▶ PROBLEM STATEMENT
Output every entry exactly as written, skipping any pictures.

Figure content listings
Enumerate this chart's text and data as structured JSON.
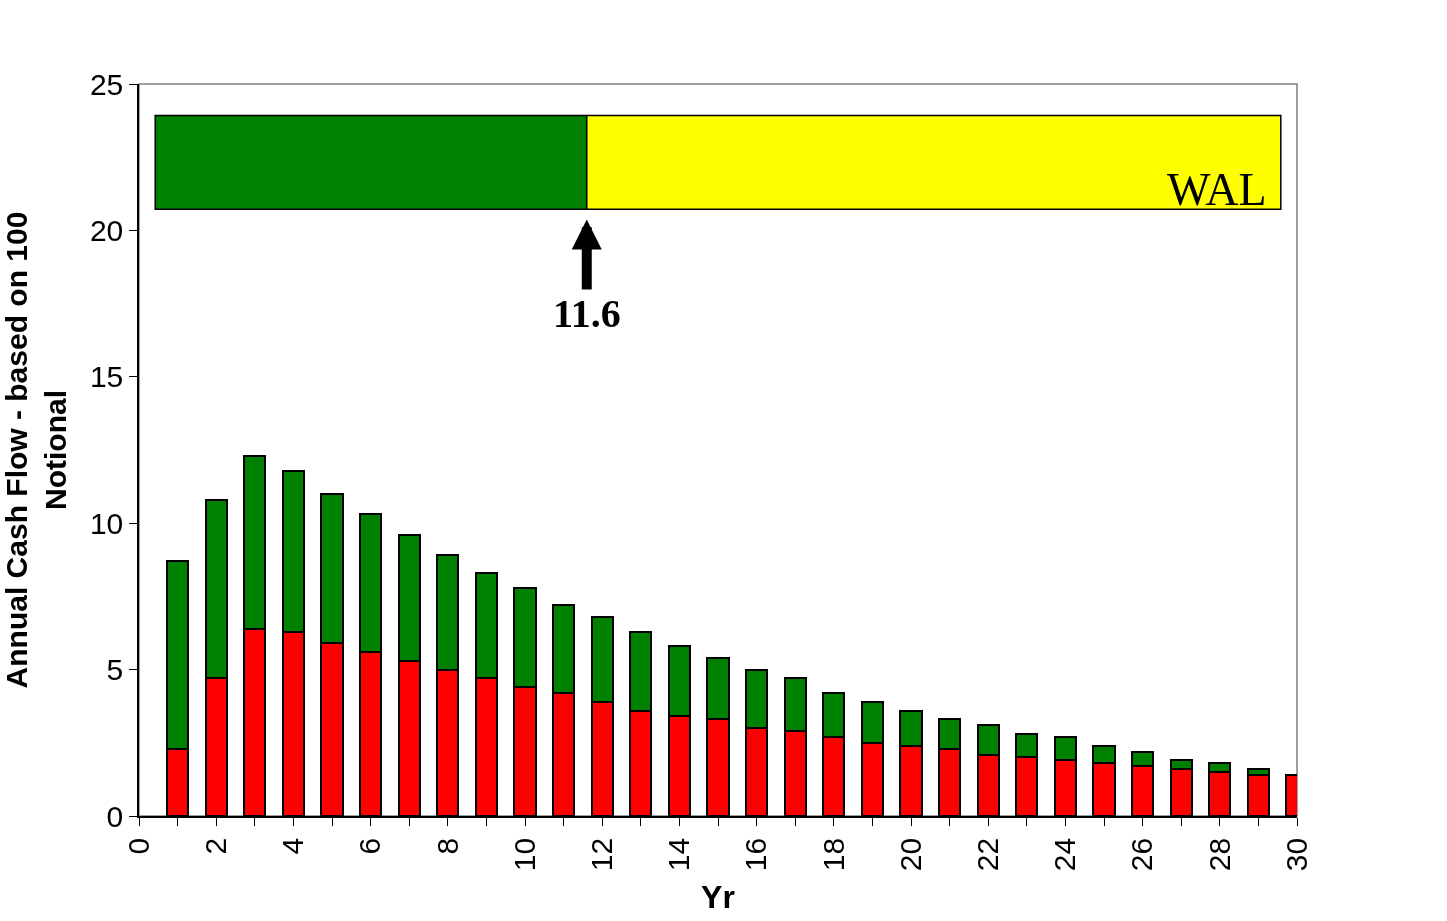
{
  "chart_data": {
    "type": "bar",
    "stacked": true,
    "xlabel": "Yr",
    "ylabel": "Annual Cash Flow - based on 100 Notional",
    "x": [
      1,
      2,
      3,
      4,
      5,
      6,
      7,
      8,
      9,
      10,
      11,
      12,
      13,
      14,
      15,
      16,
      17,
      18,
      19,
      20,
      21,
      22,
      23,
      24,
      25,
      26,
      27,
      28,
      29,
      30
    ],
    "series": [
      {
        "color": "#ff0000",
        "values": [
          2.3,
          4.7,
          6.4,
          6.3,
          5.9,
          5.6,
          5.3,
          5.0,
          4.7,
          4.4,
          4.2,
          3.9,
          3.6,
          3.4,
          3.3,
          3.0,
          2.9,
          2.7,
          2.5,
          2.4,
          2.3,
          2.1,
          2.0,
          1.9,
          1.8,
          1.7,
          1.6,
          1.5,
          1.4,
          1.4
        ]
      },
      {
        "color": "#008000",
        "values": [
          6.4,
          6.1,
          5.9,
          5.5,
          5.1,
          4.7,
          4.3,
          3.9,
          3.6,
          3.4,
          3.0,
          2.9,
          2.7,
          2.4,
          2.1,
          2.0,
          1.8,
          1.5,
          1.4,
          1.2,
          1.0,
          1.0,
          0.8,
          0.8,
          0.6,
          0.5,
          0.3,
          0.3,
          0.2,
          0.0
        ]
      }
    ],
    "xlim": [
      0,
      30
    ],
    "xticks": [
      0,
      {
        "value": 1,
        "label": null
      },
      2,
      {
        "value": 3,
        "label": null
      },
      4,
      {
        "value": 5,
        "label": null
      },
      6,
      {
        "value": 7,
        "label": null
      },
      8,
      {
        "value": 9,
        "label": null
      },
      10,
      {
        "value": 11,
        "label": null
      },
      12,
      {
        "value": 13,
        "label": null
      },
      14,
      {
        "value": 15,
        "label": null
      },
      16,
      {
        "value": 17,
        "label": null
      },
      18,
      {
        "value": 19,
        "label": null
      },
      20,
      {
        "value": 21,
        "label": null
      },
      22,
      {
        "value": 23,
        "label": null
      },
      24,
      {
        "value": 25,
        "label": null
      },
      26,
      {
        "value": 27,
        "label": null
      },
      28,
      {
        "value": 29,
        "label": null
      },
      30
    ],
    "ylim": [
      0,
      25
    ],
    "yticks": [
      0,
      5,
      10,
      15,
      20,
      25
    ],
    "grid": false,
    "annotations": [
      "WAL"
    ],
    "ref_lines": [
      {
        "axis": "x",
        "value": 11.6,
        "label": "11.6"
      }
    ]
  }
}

▶ RESULT
Enumerate this chart's text and data as structured JSON.
{
  "chart_data": {
    "type": "bar",
    "stacked": true,
    "xlabel": "Yr",
    "ylabel": "Annual Cash Flow - based on 100 Notional",
    "x": [
      1,
      2,
      3,
      4,
      5,
      6,
      7,
      8,
      9,
      10,
      11,
      12,
      13,
      14,
      15,
      16,
      17,
      18,
      19,
      20,
      21,
      22,
      23,
      24,
      25,
      26,
      27,
      28,
      29,
      30
    ],
    "series": [
      {
        "color": "#ff0000",
        "values": [
          2.3,
          4.7,
          6.4,
          6.3,
          5.9,
          5.6,
          5.3,
          5.0,
          4.7,
          4.4,
          4.2,
          3.9,
          3.6,
          3.4,
          3.3,
          3.0,
          2.9,
          2.7,
          2.5,
          2.4,
          2.3,
          2.1,
          2.0,
          1.9,
          1.8,
          1.7,
          1.6,
          1.5,
          1.4,
          1.4
        ]
      },
      {
        "color": "#008000",
        "values": [
          6.4,
          6.1,
          5.9,
          5.5,
          5.1,
          4.7,
          4.3,
          3.9,
          3.6,
          3.4,
          3.0,
          2.9,
          2.7,
          2.4,
          2.1,
          2.0,
          1.8,
          1.5,
          1.4,
          1.2,
          1.0,
          1.0,
          0.8,
          0.8,
          0.6,
          0.5,
          0.3,
          0.3,
          0.2,
          0.0
        ]
      }
    ],
    "xlim": [
      0,
      30
    ],
    "xticks": [
      0,
      {
        "value": 1,
        "label": null
      },
      2,
      {
        "value": 3,
        "label": null
      },
      4,
      {
        "value": 5,
        "label": null
      },
      6,
      {
        "value": 7,
        "label": null
      },
      8,
      {
        "value": 9,
        "label": null
      },
      10,
      {
        "value": 11,
        "label": null
      },
      12,
      {
        "value": 13,
        "label": null
      },
      14,
      {
        "value": 15,
        "label": null
      },
      16,
      {
        "value": 17,
        "label": null
      },
      18,
      {
        "value": 19,
        "label": null
      },
      20,
      {
        "value": 21,
        "label": null
      },
      22,
      {
        "value": 23,
        "label": null
      },
      24,
      {
        "value": 25,
        "label": null
      },
      26,
      {
        "value": 27,
        "label": null
      },
      28,
      {
        "value": 29,
        "label": null
      },
      30
    ],
    "ylim": [
      0,
      25
    ],
    "yticks": [
      0,
      5,
      10,
      15,
      20,
      25
    ],
    "grid": false,
    "annotations": [
      "WAL"
    ],
    "ref_lines": [
      {
        "axis": "x",
        "value": 11.6,
        "label": "11.6"
      }
    ]
  }
}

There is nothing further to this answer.